Source records

= = =

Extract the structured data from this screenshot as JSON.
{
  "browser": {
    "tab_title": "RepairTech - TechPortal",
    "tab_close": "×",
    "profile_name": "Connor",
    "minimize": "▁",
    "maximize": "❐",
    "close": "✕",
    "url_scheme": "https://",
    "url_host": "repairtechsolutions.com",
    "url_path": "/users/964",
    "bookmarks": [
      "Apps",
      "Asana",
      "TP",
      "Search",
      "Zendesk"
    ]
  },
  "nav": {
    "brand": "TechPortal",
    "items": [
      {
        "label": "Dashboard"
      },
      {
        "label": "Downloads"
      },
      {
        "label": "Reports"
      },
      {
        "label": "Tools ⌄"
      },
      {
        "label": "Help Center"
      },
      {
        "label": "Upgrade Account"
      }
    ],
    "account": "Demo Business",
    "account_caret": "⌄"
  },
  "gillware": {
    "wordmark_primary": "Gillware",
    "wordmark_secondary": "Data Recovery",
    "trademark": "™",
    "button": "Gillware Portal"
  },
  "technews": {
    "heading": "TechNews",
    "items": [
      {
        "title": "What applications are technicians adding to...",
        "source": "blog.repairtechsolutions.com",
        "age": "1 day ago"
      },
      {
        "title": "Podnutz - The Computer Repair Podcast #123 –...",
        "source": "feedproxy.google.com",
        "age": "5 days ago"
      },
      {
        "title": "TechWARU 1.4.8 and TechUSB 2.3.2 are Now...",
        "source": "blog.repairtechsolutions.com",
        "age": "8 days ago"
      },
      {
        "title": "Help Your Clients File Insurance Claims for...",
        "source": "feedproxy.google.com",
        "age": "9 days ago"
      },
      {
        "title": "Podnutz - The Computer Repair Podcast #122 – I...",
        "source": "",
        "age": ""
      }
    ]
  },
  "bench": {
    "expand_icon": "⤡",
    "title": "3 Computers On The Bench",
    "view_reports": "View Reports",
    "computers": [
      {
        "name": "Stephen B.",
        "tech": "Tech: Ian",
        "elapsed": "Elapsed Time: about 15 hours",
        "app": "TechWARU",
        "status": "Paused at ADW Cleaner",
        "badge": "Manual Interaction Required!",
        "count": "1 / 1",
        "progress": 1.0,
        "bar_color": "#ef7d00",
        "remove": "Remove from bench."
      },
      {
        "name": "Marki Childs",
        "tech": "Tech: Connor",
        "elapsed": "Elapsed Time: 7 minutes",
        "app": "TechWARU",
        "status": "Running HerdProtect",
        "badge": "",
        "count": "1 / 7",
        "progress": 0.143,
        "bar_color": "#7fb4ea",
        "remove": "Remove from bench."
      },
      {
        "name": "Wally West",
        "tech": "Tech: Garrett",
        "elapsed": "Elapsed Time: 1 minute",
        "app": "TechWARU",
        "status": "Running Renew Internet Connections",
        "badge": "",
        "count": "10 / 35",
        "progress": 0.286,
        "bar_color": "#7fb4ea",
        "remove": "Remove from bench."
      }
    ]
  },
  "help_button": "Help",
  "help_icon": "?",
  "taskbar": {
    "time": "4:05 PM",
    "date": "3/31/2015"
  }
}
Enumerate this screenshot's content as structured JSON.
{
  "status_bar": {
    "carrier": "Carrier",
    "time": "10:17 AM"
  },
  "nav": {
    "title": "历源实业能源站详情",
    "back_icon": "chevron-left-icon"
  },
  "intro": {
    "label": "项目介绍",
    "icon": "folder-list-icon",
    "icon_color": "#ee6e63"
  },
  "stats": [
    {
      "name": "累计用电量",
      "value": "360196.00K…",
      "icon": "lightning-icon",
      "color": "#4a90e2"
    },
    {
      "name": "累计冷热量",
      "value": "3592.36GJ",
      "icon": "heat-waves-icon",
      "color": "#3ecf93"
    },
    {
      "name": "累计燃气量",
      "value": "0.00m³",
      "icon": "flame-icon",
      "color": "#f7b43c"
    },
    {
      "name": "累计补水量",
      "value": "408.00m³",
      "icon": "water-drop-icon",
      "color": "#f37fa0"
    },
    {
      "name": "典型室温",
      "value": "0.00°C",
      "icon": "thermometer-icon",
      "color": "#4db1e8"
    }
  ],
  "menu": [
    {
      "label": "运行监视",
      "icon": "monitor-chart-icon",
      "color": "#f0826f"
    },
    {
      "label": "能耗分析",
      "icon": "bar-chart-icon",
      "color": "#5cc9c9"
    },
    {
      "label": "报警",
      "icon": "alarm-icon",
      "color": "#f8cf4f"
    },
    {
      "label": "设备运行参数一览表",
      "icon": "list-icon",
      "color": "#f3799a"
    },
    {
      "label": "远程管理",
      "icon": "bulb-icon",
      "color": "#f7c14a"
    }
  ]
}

= = =

## Given problem
Track down every line of the material containing the string "elapsed", and copy it.

## Reply to the task
        "elapsed": "Elapsed Time: about 15 hours",
        "elapsed": "Elapsed Time: 7 minutes",
        "elapsed": "Elapsed Time: 1 minute",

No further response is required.